* [YOUR GOAL] Count the lines in the records below that contain the string "equity", matching case exactly, and reply with the number alone.

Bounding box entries
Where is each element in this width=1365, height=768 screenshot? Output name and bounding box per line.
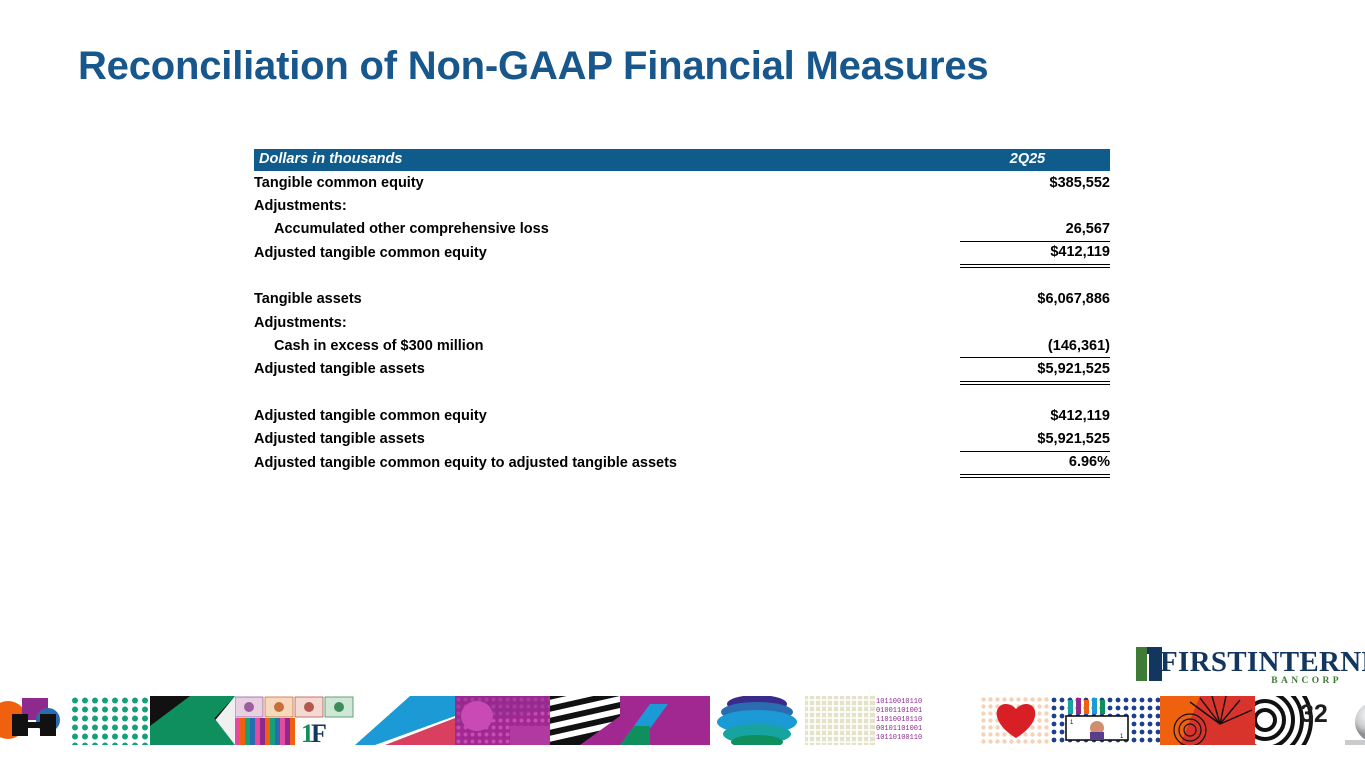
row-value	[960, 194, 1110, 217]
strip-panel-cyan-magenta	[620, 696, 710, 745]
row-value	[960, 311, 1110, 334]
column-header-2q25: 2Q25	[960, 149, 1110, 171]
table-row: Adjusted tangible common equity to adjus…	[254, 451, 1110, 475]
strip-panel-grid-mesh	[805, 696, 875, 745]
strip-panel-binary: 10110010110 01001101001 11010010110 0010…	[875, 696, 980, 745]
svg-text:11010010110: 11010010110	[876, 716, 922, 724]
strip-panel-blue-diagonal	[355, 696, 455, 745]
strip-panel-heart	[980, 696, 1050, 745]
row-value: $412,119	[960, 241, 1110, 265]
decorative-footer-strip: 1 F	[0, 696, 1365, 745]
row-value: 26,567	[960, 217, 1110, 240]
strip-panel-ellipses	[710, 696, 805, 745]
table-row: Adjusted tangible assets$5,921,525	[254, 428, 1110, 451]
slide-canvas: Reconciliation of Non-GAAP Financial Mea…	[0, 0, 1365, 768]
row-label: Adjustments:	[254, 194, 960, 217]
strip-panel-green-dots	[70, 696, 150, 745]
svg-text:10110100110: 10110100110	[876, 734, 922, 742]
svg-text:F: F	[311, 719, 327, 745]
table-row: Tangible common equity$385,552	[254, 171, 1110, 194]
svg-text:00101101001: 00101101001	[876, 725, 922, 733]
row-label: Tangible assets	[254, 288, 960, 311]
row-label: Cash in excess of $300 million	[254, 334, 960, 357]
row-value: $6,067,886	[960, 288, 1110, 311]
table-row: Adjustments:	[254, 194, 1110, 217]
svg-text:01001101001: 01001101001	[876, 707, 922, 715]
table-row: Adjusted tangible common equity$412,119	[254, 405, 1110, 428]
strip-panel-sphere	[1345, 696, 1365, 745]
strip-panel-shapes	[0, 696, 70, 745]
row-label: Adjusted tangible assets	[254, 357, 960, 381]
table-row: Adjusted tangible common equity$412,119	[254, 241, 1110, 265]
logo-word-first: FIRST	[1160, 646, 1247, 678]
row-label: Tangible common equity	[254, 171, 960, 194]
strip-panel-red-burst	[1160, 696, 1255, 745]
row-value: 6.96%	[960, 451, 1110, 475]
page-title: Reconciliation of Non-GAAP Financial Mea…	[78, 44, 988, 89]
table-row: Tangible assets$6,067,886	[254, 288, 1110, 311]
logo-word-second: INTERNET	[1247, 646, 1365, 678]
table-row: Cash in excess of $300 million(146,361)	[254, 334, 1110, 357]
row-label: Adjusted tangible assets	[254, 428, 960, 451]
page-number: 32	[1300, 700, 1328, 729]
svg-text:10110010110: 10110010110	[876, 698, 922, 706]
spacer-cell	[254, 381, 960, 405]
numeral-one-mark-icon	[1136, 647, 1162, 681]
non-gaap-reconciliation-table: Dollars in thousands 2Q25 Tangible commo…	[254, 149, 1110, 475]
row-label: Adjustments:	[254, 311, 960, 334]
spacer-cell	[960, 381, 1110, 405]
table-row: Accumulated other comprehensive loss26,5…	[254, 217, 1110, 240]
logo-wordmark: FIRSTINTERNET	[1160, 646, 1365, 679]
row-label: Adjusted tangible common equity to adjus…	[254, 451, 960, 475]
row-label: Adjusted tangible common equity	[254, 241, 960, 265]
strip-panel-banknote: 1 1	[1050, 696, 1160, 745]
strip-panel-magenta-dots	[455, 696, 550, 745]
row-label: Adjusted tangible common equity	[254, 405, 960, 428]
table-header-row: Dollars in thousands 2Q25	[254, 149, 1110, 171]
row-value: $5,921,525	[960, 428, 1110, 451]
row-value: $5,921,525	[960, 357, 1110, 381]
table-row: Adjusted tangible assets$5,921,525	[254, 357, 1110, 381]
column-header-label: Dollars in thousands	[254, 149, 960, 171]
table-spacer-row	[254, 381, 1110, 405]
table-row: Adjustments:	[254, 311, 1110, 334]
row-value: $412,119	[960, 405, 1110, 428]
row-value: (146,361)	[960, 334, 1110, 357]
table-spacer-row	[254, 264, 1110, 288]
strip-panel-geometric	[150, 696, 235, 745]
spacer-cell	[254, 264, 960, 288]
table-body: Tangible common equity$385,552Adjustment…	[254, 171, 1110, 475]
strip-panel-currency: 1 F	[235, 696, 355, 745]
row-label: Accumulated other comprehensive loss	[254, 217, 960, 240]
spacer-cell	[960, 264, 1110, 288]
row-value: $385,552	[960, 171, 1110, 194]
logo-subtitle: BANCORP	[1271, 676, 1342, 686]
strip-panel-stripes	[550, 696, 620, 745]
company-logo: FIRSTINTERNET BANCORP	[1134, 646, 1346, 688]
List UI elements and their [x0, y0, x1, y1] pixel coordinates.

* [REPLY TO THE EXERCISE] 9